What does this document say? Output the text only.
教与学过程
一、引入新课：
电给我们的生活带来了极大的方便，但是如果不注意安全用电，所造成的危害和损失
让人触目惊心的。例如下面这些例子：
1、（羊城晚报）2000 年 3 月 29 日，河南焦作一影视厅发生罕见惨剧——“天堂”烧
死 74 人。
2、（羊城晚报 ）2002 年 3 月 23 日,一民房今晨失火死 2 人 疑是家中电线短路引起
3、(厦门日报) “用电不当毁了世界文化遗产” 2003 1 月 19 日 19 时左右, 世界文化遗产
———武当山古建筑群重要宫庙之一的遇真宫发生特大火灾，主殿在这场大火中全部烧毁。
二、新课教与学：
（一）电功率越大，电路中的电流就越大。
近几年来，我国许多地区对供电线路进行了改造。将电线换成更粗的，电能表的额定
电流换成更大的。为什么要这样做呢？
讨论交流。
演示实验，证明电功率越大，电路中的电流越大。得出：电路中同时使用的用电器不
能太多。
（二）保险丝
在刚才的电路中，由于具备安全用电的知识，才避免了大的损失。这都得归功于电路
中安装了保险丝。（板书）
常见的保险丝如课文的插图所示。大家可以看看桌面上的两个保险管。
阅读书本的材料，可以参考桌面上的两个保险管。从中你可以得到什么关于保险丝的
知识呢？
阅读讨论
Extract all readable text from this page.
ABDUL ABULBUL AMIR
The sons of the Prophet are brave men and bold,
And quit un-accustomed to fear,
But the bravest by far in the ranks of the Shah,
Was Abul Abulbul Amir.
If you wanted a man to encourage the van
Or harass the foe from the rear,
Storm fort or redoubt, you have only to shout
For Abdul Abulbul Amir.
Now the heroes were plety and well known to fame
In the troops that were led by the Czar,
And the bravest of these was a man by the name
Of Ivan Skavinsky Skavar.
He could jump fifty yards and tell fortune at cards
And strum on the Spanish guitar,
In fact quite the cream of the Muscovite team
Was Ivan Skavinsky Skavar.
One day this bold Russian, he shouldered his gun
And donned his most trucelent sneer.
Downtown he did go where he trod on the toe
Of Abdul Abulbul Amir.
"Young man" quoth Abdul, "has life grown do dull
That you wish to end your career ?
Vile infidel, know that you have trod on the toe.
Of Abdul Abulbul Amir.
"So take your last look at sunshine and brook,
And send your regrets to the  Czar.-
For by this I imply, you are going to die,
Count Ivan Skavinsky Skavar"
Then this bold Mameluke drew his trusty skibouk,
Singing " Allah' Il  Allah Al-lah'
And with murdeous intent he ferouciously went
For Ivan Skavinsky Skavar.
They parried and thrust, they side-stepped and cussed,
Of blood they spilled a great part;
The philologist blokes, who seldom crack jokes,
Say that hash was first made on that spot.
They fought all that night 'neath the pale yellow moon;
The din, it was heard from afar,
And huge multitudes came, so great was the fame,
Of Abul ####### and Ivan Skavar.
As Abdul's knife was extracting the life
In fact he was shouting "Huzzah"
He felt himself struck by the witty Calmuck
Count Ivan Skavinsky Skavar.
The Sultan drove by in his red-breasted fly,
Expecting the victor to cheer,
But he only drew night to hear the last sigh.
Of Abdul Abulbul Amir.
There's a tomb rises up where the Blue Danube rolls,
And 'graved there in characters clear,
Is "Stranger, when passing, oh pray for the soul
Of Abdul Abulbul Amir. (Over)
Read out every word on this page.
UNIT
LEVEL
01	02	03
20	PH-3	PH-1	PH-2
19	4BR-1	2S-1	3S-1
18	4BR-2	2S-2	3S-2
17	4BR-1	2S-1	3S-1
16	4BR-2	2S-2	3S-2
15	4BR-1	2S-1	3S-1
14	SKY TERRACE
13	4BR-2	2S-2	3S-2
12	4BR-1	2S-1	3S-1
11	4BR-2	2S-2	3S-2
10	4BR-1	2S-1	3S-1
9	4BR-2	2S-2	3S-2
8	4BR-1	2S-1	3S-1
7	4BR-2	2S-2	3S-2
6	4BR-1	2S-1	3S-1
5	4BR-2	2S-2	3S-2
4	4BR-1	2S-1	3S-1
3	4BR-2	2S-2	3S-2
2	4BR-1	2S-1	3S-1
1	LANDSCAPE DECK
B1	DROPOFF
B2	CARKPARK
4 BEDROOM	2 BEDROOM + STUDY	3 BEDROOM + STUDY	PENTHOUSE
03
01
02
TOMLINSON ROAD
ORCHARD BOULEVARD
------------------------------------
WHAT TO DO: Quote, without any change, each line from the one that contains "Read out every word on this page." through the end of the material.

COMPLETE ANSWER:
Read out every word on this page.
UNIT
LEVEL
01	02	03
20	PH-3	PH-1	PH-2
19	4BR-1	2S-1	3S-1
18	4BR-2	2S-2	3S-2
17	4BR-1	2S-1	3S-1
16	4BR-2	2S-2	3S-2
15	4BR-1	2S-1	3S-1
14	SKY TERRACE
13	4BR-2	2S-2	3S-2
12	4BR-1	2S-1	3S-1
11	4BR-2	2S-2	3S-2
10	4BR-1	2S-1	3S-1
9	4BR-2	2S-2	3S-2
8	4BR-1	2S-1	3S-1
7	4BR-2	2S-2	3S-2
6	4BR-1	2S-1	3S-1
5	4BR-2	2S-2	3S-2
4	4BR-1	2S-1	3S-1
3	4BR-2	2S-2	3S-2
2	4BR-1	2S-1	3S-1
1	LANDSCAPE DECK
B1	DROPOFF
B2	CARKPARK
4 BEDROOM	2 BEDROOM + STUDY	3 BEDROOM + STUDY	PENTHOUSE
03
01
02
TOMLINSON ROAD
ORCHARD BOULEVARD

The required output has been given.